● STATED GOAL
Only the pictures are to be left out; set down the rest of the records exactly.

● DATA TO USE
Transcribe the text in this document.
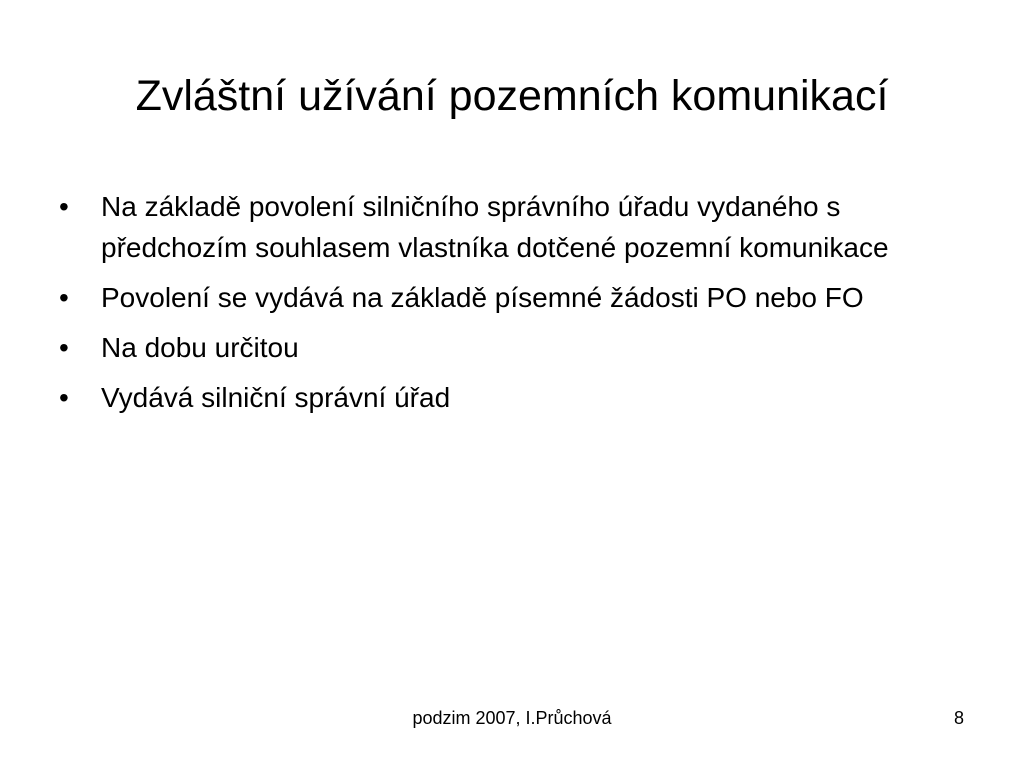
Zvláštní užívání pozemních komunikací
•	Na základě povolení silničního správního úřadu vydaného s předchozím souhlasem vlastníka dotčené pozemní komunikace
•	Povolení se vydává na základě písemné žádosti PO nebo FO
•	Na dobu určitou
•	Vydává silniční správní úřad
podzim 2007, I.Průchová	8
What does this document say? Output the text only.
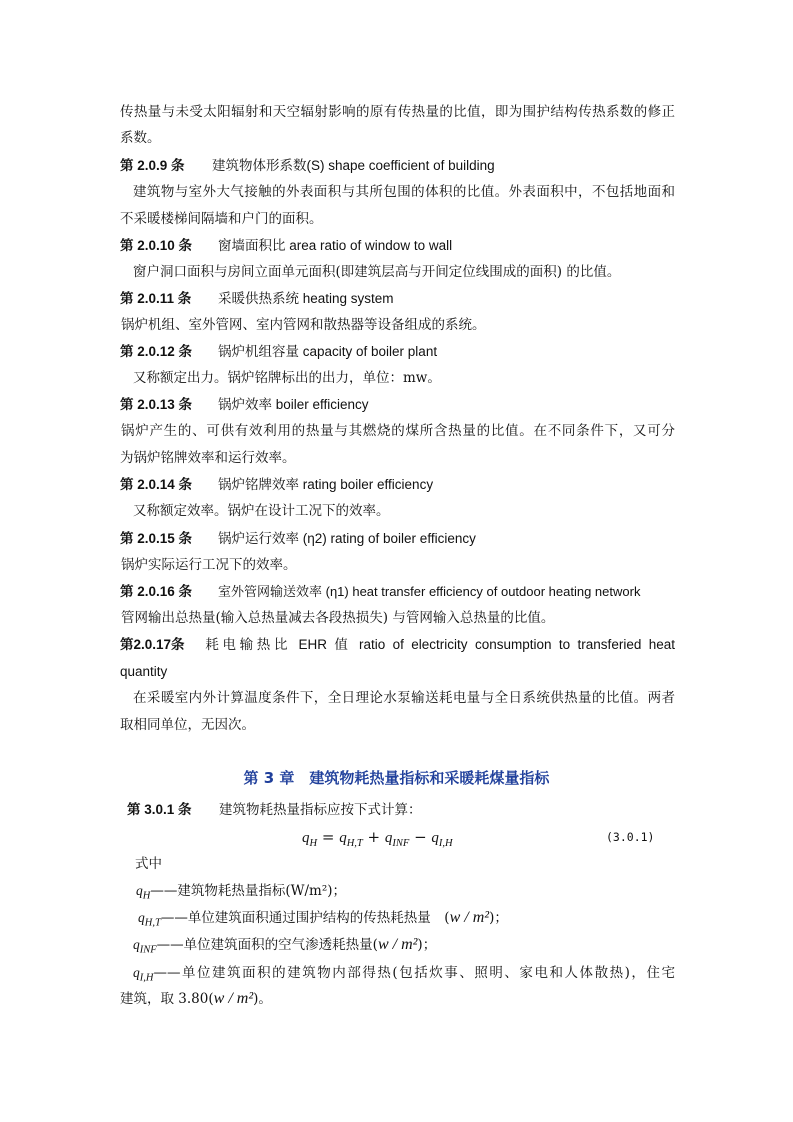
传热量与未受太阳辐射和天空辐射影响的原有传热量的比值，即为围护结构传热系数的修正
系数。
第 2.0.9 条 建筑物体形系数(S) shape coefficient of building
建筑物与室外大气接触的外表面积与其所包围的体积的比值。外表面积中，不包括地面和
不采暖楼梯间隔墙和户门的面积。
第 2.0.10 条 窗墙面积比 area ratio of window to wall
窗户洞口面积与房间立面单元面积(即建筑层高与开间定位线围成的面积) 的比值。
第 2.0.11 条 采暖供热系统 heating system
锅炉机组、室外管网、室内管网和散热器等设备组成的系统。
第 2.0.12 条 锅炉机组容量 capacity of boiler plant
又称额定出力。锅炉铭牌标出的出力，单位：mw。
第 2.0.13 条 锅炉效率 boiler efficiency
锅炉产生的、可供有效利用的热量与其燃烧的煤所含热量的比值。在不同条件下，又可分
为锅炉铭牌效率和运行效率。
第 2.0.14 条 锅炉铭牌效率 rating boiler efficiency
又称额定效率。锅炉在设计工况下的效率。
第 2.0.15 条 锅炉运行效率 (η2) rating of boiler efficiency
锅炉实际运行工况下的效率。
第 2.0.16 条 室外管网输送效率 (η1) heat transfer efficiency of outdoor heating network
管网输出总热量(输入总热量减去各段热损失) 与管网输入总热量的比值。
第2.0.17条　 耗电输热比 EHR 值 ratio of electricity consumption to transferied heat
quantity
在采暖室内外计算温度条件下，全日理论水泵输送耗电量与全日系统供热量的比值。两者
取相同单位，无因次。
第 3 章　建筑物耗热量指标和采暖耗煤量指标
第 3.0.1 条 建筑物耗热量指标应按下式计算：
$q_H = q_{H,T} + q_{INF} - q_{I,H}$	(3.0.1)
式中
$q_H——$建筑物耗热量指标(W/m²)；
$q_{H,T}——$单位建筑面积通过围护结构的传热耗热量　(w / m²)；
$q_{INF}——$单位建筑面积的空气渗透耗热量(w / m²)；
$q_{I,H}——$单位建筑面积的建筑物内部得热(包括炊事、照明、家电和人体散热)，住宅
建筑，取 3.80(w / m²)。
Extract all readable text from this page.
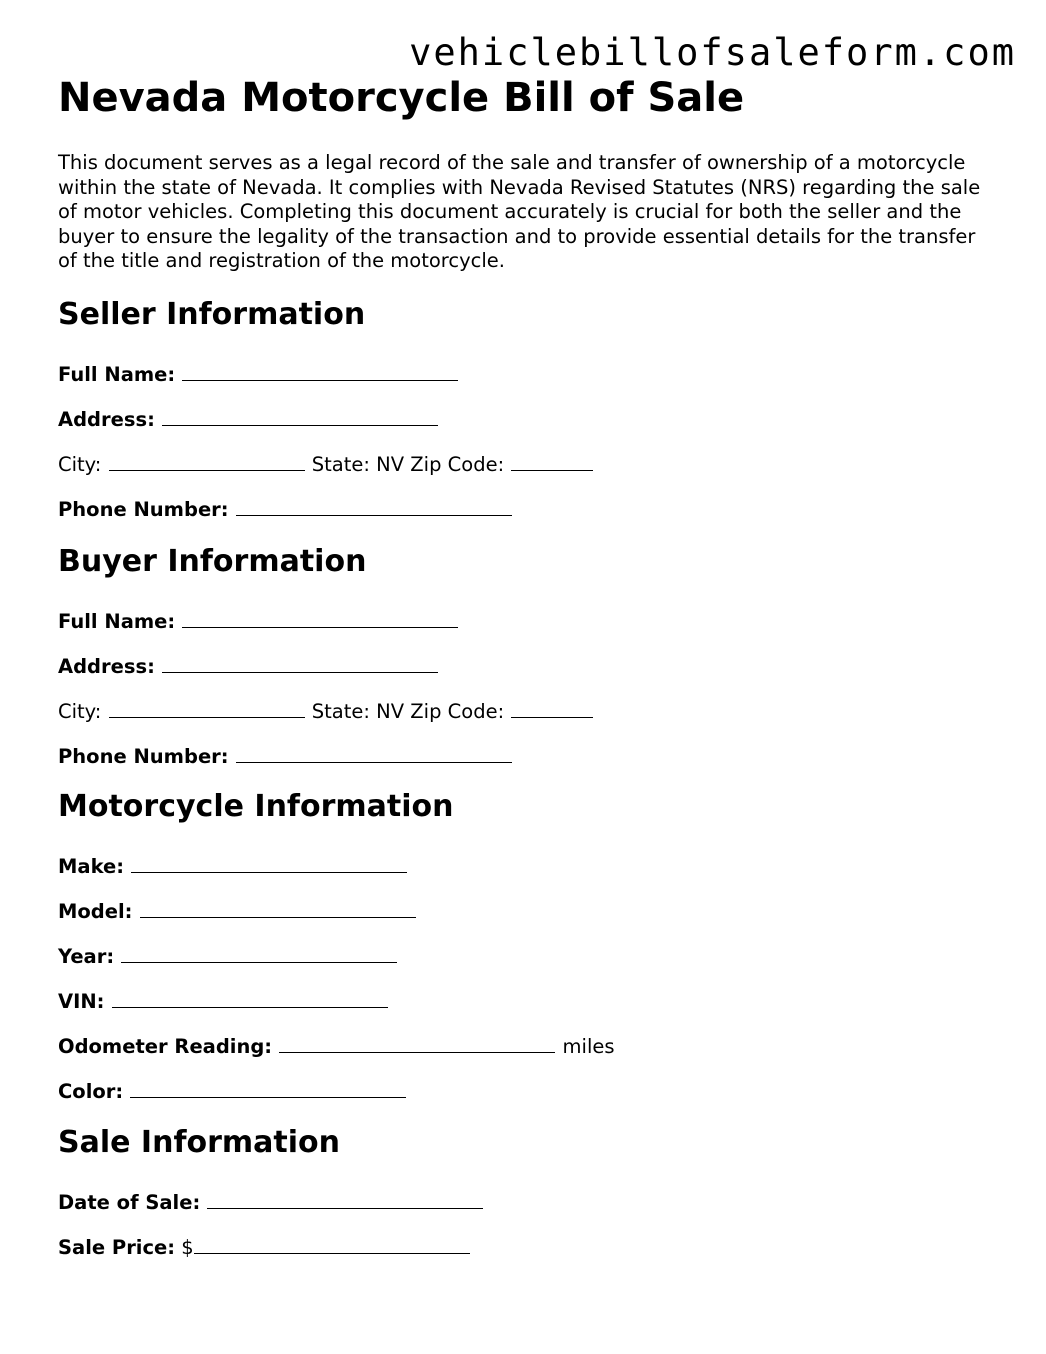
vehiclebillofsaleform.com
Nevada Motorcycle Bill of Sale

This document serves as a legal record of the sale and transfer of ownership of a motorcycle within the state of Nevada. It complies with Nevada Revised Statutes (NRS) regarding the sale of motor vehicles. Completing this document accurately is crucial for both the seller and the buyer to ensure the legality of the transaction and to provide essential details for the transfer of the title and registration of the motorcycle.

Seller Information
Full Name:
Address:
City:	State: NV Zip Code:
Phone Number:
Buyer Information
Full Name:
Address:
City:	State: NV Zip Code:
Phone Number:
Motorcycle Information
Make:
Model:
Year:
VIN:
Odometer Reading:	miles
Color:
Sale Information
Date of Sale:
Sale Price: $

● COMPLETE OUTPUT
Transcribe the text in this document.
Zvláštní užívání pozemních komunikací
•	Na základě povolení silničního správního úřadu vydaného s předchozím souhlasem vlastníka dotčené pozemní komunikace
•	Povolení se vydává na základě písemné žádosti PO nebo FO
•	Na dobu určitou
•	Vydává silniční správní úřad
podzim 2007, I.Průchová	8
What does this document say? Output the text only.
传热量与未受太阳辐射和天空辐射影响的原有传热量的比值，即为围护结构传热系数的修正
系数。
第 2.0.9 条 建筑物体形系数(S) shape coefficient of building
建筑物与室外大气接触的外表面积与其所包围的体积的比值。外表面积中，不包括地面和
不采暖楼梯间隔墙和户门的面积。
第 2.0.10 条 窗墙面积比 area ratio of window to wall
窗户洞口面积与房间立面单元面积(即建筑层高与开间定位线围成的面积) 的比值。
第 2.0.11 条 采暖供热系统 heating system
锅炉机组、室外管网、室内管网和散热器等设备组成的系统。
第 2.0.12 条 锅炉机组容量 capacity of boiler plant
又称额定出力。锅炉铭牌标出的出力，单位：mw。
第 2.0.13 条 锅炉效率 boiler efficiency
锅炉产生的、可供有效利用的热量与其燃烧的煤所含热量的比值。在不同条件下，又可分
为锅炉铭牌效率和运行效率。
第 2.0.14 条 锅炉铭牌效率 rating boiler efficiency
又称额定效率。锅炉在设计工况下的效率。
第 2.0.15 条 锅炉运行效率 (η2) rating of boiler efficiency
锅炉实际运行工况下的效率。
第 2.0.16 条 室外管网输送效率 (η1) heat transfer efficiency of outdoor heating network
管网输出总热量(输入总热量减去各段热损失) 与管网输入总热量的比值。
第2.0.17条　 耗电输热比 EHR 值 ratio of electricity consumption to transferied heat
quantity
在采暖室内外计算温度条件下，全日理论水泵输送耗电量与全日系统供热量的比值。两者
取相同单位，无因次。
第 3 章　建筑物耗热量指标和采暖耗煤量指标
第 3.0.1 条 建筑物耗热量指标应按下式计算：
$q_H = q_{H,T} + q_{INF} - q_{I,H}$	(3.0.1)
式中
$q_H——$建筑物耗热量指标(W/m²)；
$q_{H,T}——$单位建筑面积通过围护结构的传热耗热量　(w / m²)；
$q_{INF}——$单位建筑面积的空气渗透耗热量(w / m²)；
$q_{I,H}——$单位建筑面积的建筑物内部得热(包括炊事、照明、家电和人体散热)，住宅
建筑，取 3.80(w / m²)。
Extract all readable text from this page.
vehiclebillofsaleform.com
Nevada Motorcycle Bill of Sale

This document serves as a legal record of the sale and transfer of ownership of a motorcycle within the state of Nevada. It complies with Nevada Revised Statutes (NRS) regarding the sale of motor vehicles. Completing this document accurately is crucial for both the seller and the buyer to ensure the legality of the transaction and to provide essential details for the transfer of the title and registration of the motorcycle.

Seller Information
Full Name:
Address:
City:	State: NV Zip Code:
Phone Number:
Buyer Information
Full Name:
Address:
City:	State: NV Zip Code:
Phone Number:
Motorcycle Information
Make:
Model:
Year:
VIN:
Odometer Reading:	miles
Color:
Sale Information
Date of Sale:
Sale Price: $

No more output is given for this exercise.